YOUR OBJECTIVE
Using the data below, copy every line that contains the word "Наталья".

□ □ □ □ □

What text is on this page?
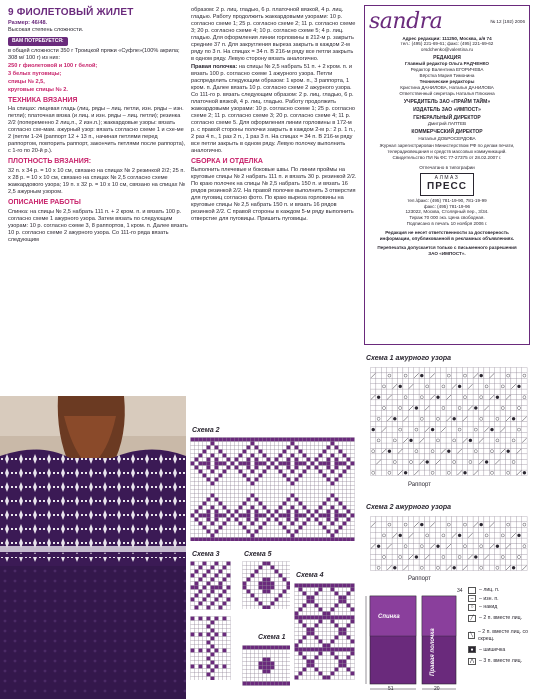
9 ФИОЛЕТОВЫЙ ЖИЛЕТ
Размер: 46/48.
Высокая степень сложности.
ВАМ ПОТРЕБУЕТСЯ:
в общей сложности 350 г Троицкой пряжи «Суфле»(100% акрила; 308 м/ 100 г) из них:
250 г фиолетовой и 100 г белой;
3 белых пуговицы;
спицы № 2,5,
круговые спицы № 2.
ТЕХНИКА ВЯЗАНИЯ
На спицах: лицевая гладь (лиц. ряды – лиц. петли, изн. ряды – изн. петли); платочная вязка (и лиц. и изн. ряды – лиц. петли); резинка 2/2 (попеременно 2 лиц.п., 2 изн.п.); жаккардовые узоры: вязать согласно схе-мам. ажурный узор: вязать согласно схеме 1 и схе-ме 2 (петли 1-24 (раппорт 12 + 13 п., начиная петлями перед раппортом, повторить раппорт, закончить петлями после раппорта), с 1-го по 20-й р.).
ПЛОТНОСТЬ ВЯЗАНИЯ:
32 п. х 34 р. = 10 х 10 см, связано на спицах № 2 резинкой 2/2; 25 п. х 28 р. = 10 х 10 см, связано на спицах № 2,5 согласно схеме жаккардового узора; 19 п. х 32 р. = 10 х 10 см, связано на спицах № 2,5 ажурным узором.
ОПИСАНИЕ РАБОТЫ
Спинка: на спицы № 2,5 набрать 111 п. + 2 кром. п. и вязать 100 р. согласно схеме 1 ажурного узора. Затем вязать по следующим узорам: 10 р. согласно схеме 3, 8 раппортов, 1 кром. п. Далее вязать 10 р. согласно схеме 2 ажурного узора. Со 111-го ряда вязать следующим
образом: 2 р. лиц. гладью, 6 р. платочной вязкой, 4 р. лиц. гладью. Работу продолжить жаккардовыми узорами: 10 р. согласно схеме 1; 25 р. согласно схеме 2; 11 р. согласно схеме 3; 20 р. согласно схеме 4; 10 р. согласно схеме 5; 4 р. лиц. гладью. Для оформления линии горловины в 212-м р. закрыть средние 37 п. Для закругления выреза закрыть в каждом 2-м ряду по 3 п. На спицах = 34 п. В 216-м ряду все петли закрыть в одном ряду. Левую сторону вязать аналогично.
Правая полочка: на спицы № 2,5 набрать 51 п. + 2 кром. п. и вязать 100 р. согласно схеме 1 ажурного узора. Петли распределить следующим образом: 1 кром. п., 3 раппорта, 1 кром. п. Далее вязать 10 р. согласно схеме 2 ажурного узора. Со 111-го р. вязать следующим образом: 2 р. лиц. гладью, 6 р. платочной вязкой, 4 р. лиц. гладью. Работу продолжить жаккардовыми узорами: 10 р. согласно схеме 1; 25 р. согласно схеме 2; 11 р. согласно схеме 3; 20 р. согласно схеме 4; 11 р. согласно схеме 5. Для оформления линии горловины в 172-м р. с правой стороны полочки закрыть в каждом 2-м р.: 2 р. 1 п., 2 раз 4 п., 1 раз 2 п., 1 раз 3 п. На спицах = 34 п. В 216-м ряду все петли закрыть в одном ряду. Левую полочку выполнить аналогично.
СБОРКА И ОТДЕЛКА
Выполнить плечевые и боковые швы. По линии проймы на круговые спицы № 2 набрать 111 п. и вязать 30 р. резинкой 2/2. По краю полочек на спицы № 2,5 набрать 150 п. и вязать 16 рядов резинкой 2/2. На правой полочке выполнить 3 отверстия для пуговиц согласно фото. По краю выреза горловины на круговые спицы № 2,5 набрать 150 п. и вязать 16 рядов резинкой 2/2. С правой стороны в каждом 5-м ряду выполнить отверстие для пуговицы. Пришить пуговицы.
sandra	№ 12 (192) 2006
Адрес редакции: 111250, Москва, а/я 74
тел.: (495) 221-69-61; факс: (495) 221-69-62
orsdchenko@valentina.ru
РЕДАКЦИЯ
Главный редактор Ольга РАДЧЕНКО
Редактор Валентина ЕГОРИЧЕВА
Вёрстка Мария Тимонина
Технические редакторы
Кристина ДАНИЛОВА, Наталья ДАНИЛОВА
Ответственный секретарь Наталья Плюхина
УЧРЕДИТЕЛЬ ЗАО «ПРАЙМ ТАЙМ»
ИЗДАТЕЛЬ ЗАО «ИМПОСТ»
ГЕНЕРАЛЬНЫЙ ДИРЕКТОР
Дмитрий ЛАПТЕВ
КОММЕРЧЕСКИЙ ДИРЕКТОР
Наталья ДОБРОСЕРДОВА
Журнал зарегистрирован Министерством РФ по делам печати, телерадиовещания и средств массовых коммуникаций. Свидетельство ПИ № ФС 77-27375 от 28.02.2007 г.
Отпечатано в типографии
АЛМАЗ
ПРЕСС
тел./факс: (495) 781-19-90, 781-19-99
факс: (495) 781-19-96
123022, Москва, Столярный пер., 3/34.
Тираж 70 000 экз. Цена свободная.
Подписано в печать 10 ноября 2006 г.
Редакция не несет ответственности за достоверность информации, опубликованной в рекламных объявлениях.
Перепечатка допускается только с письменного разрешения ЗАО «ИМПОСТ».
Схема 1 ажурного узора
Раппорт
Схема 2 ажурного узора
Раппорт
Схема 2
Схема 3	Схема 5
Схема 4
Схема 1
Спинка
Правая полочка
51	20
34	– лиц. п.
–	– изн. п.
○	– накид
╱	– 2 п. вместе лиц.
╲
– 2 п. вместе лиц. со скрещ.
●	– шишечка
⋀ – 3 п. вместе лиц.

□ □ □ □ □

RESPONSE BELOW
Кристина ДАНИЛОВА, Наталья ДАНИЛОВА
Ответственный секретарь Наталья Плюхина
Наталья ДОБРОСЕРДОВА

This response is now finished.